─── Data listing ───

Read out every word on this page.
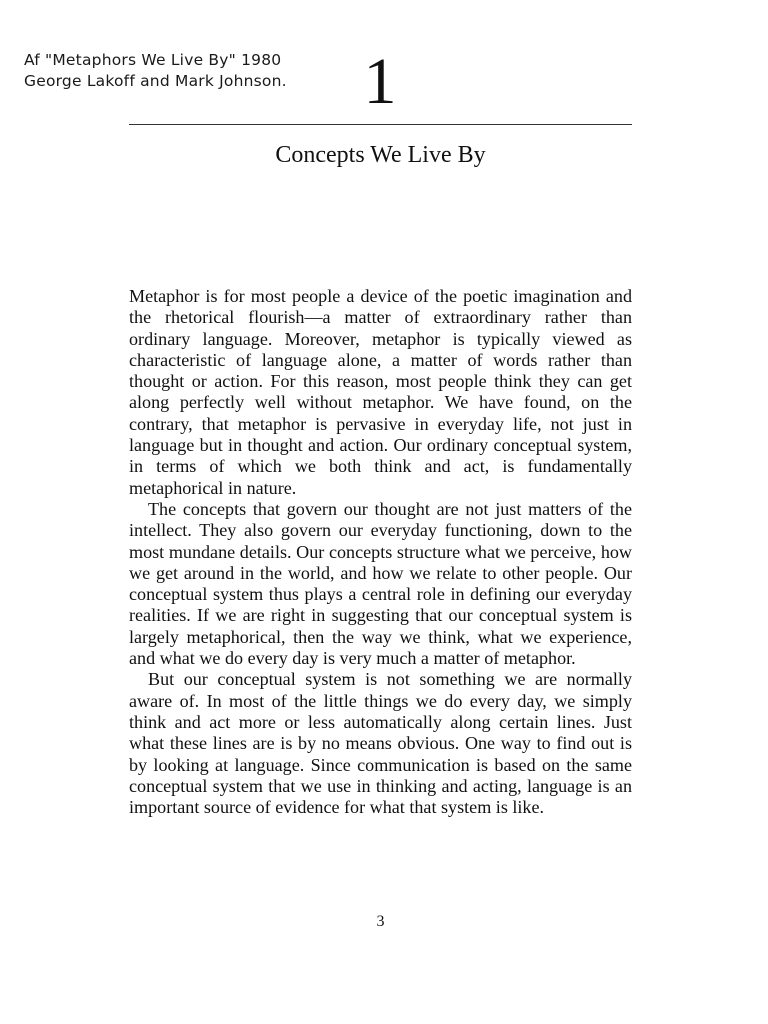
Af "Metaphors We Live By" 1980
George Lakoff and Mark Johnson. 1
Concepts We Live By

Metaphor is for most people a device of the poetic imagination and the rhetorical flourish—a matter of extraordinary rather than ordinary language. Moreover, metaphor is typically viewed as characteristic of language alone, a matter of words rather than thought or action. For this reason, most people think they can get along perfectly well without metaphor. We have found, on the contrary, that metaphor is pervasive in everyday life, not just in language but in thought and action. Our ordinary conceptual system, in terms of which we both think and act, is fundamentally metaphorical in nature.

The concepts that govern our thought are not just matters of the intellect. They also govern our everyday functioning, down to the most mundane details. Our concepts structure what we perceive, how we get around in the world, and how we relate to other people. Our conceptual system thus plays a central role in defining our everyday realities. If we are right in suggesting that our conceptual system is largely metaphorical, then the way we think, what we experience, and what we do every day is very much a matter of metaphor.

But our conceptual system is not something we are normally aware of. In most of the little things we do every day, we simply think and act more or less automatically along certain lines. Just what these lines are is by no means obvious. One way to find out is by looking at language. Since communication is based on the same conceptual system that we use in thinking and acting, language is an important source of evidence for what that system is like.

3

───

● Exercise
All records above are to be printed exactly, minus the pictures they contain.

● Solution
Read out every word on this page.
Af "Metaphors We Live By" 1980
George Lakoff and Mark Johnson. 1
Concepts We Live By

Metaphor is for most people a device of the poetic imagination and the rhetorical flourish—a matter of extraordinary rather than ordinary language. Moreover, metaphor is typically viewed as characteristic of language alone, a matter of words rather than thought or action. For this reason, most people think they can get along perfectly well without metaphor. We have found, on the contrary, that metaphor is pervasive in everyday life, not just in language but in thought and action. Our ordinary conceptual system, in terms of which we both think and act, is fundamentally metaphorical in nature.

The concepts that govern our thought are not just matters of the intellect. They also govern our everyday functioning, down to the most mundane details. Our concepts structure what we perceive, how we get around in the world, and how we relate to other people. Our conceptual system thus plays a central role in defining our everyday realities. If we are right in suggesting that our conceptual system is largely metaphorical, then the way we think, what we experience, and what we do every day is very much a matter of metaphor.

But our conceptual system is not something we are normally aware of. In most of the little things we do every day, we simply think and act more or less automatically along certain lines. Just what these lines are is by no means obvious. One way to find out is by looking at language. Since communication is based on the same conceptual system that we use in thinking and acting, language is an important source of evidence for what that system is like.

3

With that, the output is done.